* [Passage to read]:
-*-

= List of Sussex cricket captains =

Sussex has been a prominent cricket county since the 17th century and teams representing the county have generally been regarded as important or first-class. The earliest known move towards a permanent county organisation happened 17 June 1836 when a meeting in Brighton established a Sussex Cricket Fund to support county matches. It was from this organisation that Sussex County Cricket Club was formally constituted on 1 March 1839. The club played its initial first-class match against Marylebone Cricket Club at Lord's on 10 & 11 June 1839. Sussex CCC is England's oldest county club, one of eighteen that play in the County Championship at first-class level. The player appointed club captain leads the team in all fixtures, except if unavailable, and the following 48 cricketers have held the post since formation of the county club in 1839.

-*-

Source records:
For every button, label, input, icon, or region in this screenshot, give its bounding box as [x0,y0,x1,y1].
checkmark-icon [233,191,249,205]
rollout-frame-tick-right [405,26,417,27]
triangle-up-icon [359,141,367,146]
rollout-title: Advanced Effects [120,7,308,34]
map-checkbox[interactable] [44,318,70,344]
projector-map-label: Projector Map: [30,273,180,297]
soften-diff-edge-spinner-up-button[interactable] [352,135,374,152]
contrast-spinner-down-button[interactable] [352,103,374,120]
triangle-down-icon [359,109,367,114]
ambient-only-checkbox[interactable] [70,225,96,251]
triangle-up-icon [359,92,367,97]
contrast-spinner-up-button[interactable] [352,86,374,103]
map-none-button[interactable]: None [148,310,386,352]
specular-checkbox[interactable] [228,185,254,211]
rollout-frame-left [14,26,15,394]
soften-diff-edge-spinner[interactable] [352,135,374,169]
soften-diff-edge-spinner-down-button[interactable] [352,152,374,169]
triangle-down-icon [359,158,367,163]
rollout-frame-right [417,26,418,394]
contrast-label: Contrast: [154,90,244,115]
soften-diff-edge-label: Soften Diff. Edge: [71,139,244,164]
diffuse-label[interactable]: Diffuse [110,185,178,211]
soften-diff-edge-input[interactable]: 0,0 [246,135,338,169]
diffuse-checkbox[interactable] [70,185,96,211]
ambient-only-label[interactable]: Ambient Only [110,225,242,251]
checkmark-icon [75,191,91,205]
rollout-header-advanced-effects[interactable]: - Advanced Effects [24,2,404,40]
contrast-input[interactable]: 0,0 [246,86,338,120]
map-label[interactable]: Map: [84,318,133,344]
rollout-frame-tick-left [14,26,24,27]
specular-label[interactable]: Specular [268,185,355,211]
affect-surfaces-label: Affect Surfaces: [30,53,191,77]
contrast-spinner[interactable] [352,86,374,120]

-*-

* [Questions to answer]:
A – In the Sussex captains passage, which team did Sussex County Cricket Club face in its first first-class match?
B – Please explain, using the Sussex captains passage, why the meeting held in Brighton on 17 June 1836 matters to the club's history.

* [Solutions by task]:
A – Marylebone Cricket Club, at Lord's on 10 & 11 June 1839.

B – That meeting was the earliest known move toward a permanent county organisation. It set up a Sussex Cricket Fund to support county matches, and Sussex County Cricket Club was formally constituted from that organisation on 1 March 1839.